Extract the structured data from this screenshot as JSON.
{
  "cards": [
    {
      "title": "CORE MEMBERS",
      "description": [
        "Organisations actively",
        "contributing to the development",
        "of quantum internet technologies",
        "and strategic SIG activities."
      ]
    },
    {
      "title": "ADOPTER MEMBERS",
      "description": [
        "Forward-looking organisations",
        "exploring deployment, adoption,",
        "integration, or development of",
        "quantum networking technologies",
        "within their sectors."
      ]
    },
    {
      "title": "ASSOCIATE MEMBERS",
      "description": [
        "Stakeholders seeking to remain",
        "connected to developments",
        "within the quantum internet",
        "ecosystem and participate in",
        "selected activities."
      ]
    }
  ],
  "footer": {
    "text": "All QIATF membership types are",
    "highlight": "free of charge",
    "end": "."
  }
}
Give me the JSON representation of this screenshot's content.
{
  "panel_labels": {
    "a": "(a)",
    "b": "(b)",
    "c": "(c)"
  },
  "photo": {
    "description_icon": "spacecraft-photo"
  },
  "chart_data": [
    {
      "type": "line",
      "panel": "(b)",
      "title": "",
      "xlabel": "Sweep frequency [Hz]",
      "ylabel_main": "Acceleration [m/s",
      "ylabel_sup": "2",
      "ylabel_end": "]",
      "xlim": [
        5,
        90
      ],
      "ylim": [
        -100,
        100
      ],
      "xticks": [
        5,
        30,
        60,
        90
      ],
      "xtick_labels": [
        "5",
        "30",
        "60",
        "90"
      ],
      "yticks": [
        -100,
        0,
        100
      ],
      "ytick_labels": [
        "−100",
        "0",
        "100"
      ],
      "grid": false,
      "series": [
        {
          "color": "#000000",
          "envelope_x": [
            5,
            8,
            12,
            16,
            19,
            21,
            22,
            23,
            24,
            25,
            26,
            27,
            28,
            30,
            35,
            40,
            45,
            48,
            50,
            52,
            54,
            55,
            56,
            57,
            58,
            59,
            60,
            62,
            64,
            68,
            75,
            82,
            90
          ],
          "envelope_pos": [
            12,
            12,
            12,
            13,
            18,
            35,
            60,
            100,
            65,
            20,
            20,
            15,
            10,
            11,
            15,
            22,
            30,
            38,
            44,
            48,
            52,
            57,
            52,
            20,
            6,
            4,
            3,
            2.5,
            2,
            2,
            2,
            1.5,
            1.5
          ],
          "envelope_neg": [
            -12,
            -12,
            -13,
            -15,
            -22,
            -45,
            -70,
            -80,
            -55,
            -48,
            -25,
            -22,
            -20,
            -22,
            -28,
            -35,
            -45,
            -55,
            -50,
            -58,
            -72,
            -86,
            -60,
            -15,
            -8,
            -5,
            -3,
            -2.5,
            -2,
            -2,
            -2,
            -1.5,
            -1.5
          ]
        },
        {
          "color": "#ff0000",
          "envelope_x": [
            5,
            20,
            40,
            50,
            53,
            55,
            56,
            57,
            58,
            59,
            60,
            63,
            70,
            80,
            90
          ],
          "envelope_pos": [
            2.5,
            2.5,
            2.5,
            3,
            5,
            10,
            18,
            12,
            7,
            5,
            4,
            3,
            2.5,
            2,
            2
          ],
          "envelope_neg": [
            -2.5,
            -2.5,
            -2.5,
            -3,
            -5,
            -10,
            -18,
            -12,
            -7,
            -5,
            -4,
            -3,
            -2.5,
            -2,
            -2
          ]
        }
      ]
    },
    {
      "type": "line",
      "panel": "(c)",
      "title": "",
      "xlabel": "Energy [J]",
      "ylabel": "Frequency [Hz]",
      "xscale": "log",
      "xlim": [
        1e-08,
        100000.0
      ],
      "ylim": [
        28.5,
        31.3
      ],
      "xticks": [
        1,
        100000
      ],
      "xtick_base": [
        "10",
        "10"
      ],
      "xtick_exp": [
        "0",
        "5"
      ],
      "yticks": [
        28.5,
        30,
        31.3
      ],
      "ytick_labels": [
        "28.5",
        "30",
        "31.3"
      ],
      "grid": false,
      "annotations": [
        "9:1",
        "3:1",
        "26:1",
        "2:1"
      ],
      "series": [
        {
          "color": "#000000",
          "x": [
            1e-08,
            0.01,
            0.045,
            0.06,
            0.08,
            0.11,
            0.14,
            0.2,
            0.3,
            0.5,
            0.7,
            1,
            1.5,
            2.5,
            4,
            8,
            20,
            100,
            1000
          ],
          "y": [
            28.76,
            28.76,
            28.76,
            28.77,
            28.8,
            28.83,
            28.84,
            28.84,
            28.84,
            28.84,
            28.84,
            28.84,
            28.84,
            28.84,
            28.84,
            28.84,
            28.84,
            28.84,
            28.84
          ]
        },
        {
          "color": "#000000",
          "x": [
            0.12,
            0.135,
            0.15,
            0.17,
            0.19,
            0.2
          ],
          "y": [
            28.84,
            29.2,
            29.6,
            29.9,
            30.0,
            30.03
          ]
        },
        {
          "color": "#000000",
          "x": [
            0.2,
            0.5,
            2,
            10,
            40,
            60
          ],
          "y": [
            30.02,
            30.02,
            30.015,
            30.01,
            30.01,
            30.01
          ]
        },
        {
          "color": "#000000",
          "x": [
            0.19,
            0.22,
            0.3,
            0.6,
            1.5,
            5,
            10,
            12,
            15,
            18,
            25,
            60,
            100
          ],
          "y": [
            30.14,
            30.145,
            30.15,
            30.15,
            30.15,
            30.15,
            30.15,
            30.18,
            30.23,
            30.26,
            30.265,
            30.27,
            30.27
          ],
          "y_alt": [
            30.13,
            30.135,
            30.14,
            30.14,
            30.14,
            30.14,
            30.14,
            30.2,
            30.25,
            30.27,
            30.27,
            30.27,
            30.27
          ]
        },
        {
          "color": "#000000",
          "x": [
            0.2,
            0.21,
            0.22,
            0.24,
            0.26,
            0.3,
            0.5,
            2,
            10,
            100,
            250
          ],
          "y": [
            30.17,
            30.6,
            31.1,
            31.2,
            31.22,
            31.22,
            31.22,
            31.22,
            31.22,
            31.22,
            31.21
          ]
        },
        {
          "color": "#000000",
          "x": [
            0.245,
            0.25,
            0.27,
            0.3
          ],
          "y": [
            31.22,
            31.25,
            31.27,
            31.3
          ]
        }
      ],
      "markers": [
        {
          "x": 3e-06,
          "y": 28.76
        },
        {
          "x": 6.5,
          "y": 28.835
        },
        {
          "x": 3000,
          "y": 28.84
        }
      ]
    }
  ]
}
::::
■ **What you need to do**: Reproduce all of the material above word for word.

■ **Exercise solution**:
Extract the structured data from this screenshot as JSON.
{
  "cards": [
    {
      "title": "CORE MEMBERS",
      "description": [
        "Organisations actively",
        "contributing to the development",
        "of quantum internet technologies",
        "and strategic SIG activities."
      ]
    },
    {
      "title": "ADOPTER MEMBERS",
      "description": [
        "Forward-looking organisations",
        "exploring deployment, adoption,",
        "integration, or development of",
        "quantum networking technologies",
        "within their sectors."
      ]
    },
    {
      "title": "ASSOCIATE MEMBERS",
      "description": [
        "Stakeholders seeking to remain",
        "connected to developments",
        "within the quantum internet",
        "ecosystem and participate in",
        "selected activities."
      ]
    }
  ],
  "footer": {
    "text": "All QIATF membership types are",
    "highlight": "free of charge",
    "end": "."
  }
}
Give me the JSON representation of this screenshot's content.
{
  "panel_labels": {
    "a": "(a)",
    "b": "(b)",
    "c": "(c)"
  },
  "photo": {
    "description_icon": "spacecraft-photo"
  },
  "chart_data": [
    {
      "type": "line",
      "panel": "(b)",
      "title": "",
      "xlabel": "Sweep frequency [Hz]",
      "ylabel_main": "Acceleration [m/s",
      "ylabel_sup": "2",
      "ylabel_end": "]",
      "xlim": [
        5,
        90
      ],
      "ylim": [
        -100,
        100
      ],
      "xticks": [
        5,
        30,
        60,
        90
      ],
      "xtick_labels": [
        "5",
        "30",
        "60",
        "90"
      ],
      "yticks": [
        -100,
        0,
        100
      ],
      "ytick_labels": [
        "−100",
        "0",
        "100"
      ],
      "grid": false,
      "series": [
        {
          "color": "#000000",
          "envelope_x": [
            5,
            8,
            12,
            16,
            19,
            21,
            22,
            23,
            24,
            25,
            26,
            27,
            28,
            30,
            35,
            40,
            45,
            48,
            50,
            52,
            54,
            55,
            56,
            57,
            58,
            59,
            60,
            62,
            64,
            68,
            75,
            82,
            90
          ],
          "envelope_pos": [
            12,
            12,
            12,
            13,
            18,
            35,
            60,
            100,
            65,
            20,
            20,
            15,
            10,
            11,
            15,
            22,
            30,
            38,
            44,
            48,
            52,
            57,
            52,
            20,
            6,
            4,
            3,
            2.5,
            2,
            2,
            2,
            1.5,
            1.5
          ],
          "envelope_neg": [
            -12,
            -12,
            -13,
            -15,
            -22,
            -45,
            -70,
            -80,
            -55,
            -48,
            -25,
            -22,
            -20,
            -22,
            -28,
            -35,
            -45,
            -55,
            -50,
            -58,
            -72,
            -86,
            -60,
            -15,
            -8,
            -5,
            -3,
            -2.5,
            -2,
            -2,
            -2,
            -1.5,
            -1.5
          ]
        },
        {
          "color": "#ff0000",
          "envelope_x": [
            5,
            20,
            40,
            50,
            53,
            55,
            56,
            57,
            58,
            59,
            60,
            63,
            70,
            80,
            90
          ],
          "envelope_pos": [
            2.5,
            2.5,
            2.5,
            3,
            5,
            10,
            18,
            12,
            7,
            5,
            4,
            3,
            2.5,
            2,
            2
          ],
          "envelope_neg": [
            -2.5,
            -2.5,
            -2.5,
            -3,
            -5,
            -10,
            -18,
            -12,
            -7,
            -5,
            -4,
            -3,
            -2.5,
            -2,
            -2
          ]
        }
      ]
    },
    {
      "type": "line",
      "panel": "(c)",
      "title": "",
      "xlabel": "Energy [J]",
      "ylabel": "Frequency [Hz]",
      "xscale": "log",
      "xlim": [
        1e-08,
        100000.0
      ],
      "ylim": [
        28.5,
        31.3
      ],
      "xticks": [
        1,
        100000
      ],
      "xtick_base": [
        "10",
        "10"
      ],
      "xtick_exp": [
        "0",
        "5"
      ],
      "yticks": [
        28.5,
        30,
        31.3
      ],
      "ytick_labels": [
        "28.5",
        "30",
        "31.3"
      ],
      "grid": false,
      "annotations": [
        "9:1",
        "3:1",
        "26:1",
        "2:1"
      ],
      "series": [
        {
          "color": "#000000",
          "x": [
            1e-08,
            0.01,
            0.045,
            0.06,
            0.08,
            0.11,
            0.14,
            0.2,
            0.3,
            0.5,
            0.7,
            1,
            1.5,
            2.5,
            4,
            8,
            20,
            100,
            1000
          ],
          "y": [
            28.76,
            28.76,
            28.76,
            28.77,
            28.8,
            28.83,
            28.84,
            28.84,
            28.84,
            28.84,
            28.84,
            28.84,
            28.84,
            28.84,
            28.84,
            28.84,
            28.84,
            28.84,
            28.84
          ]
        },
        {
          "color": "#000000",
          "x": [
            0.12,
            0.135,
            0.15,
            0.17,
            0.19,
            0.2
          ],
          "y": [
            28.84,
            29.2,
            29.6,
            29.9,
            30.0,
            30.03
          ]
        },
        {
          "color": "#000000",
          "x": [
            0.2,
            0.5,
            2,
            10,
            40,
            60
          ],
          "y": [
            30.02,
            30.02,
            30.015,
            30.01,
            30.01,
            30.01
          ]
        },
        {
          "color": "#000000",
          "x": [
            0.19,
            0.22,
            0.3,
            0.6,
            1.5,
            5,
            10,
            12,
            15,
            18,
            25,
            60,
            100
          ],
          "y": [
            30.14,
            30.145,
            30.15,
            30.15,
            30.15,
            30.15,
            30.15,
            30.18,
            30.23,
            30.26,
            30.265,
            30.27,
            30.27
          ],
          "y_alt": [
            30.13,
            30.135,
            30.14,
            30.14,
            30.14,
            30.14,
            30.14,
            30.2,
            30.25,
            30.27,
            30.27,
            30.27,
            30.27
          ]
        },
        {
          "color": "#000000",
          "x": [
            0.2,
            0.21,
            0.22,
            0.24,
            0.26,
            0.3,
            0.5,
            2,
            10,
            100,
            250
          ],
          "y": [
            30.17,
            30.6,
            31.1,
            31.2,
            31.22,
            31.22,
            31.22,
            31.22,
            31.22,
            31.22,
            31.21
          ]
        },
        {
          "color": "#000000",
          "x": [
            0.245,
            0.25,
            0.27,
            0.3
          ],
          "y": [
            31.22,
            31.25,
            31.27,
            31.3
          ]
        }
      ],
      "markers": [
        {
          "x": 3e-06,
          "y": 28.76
        },
        {
          "x": 6.5,
          "y": 28.835
        },
        {
          "x": 3000,
          "y": 28.84
        }
      ]
    }
  ]
}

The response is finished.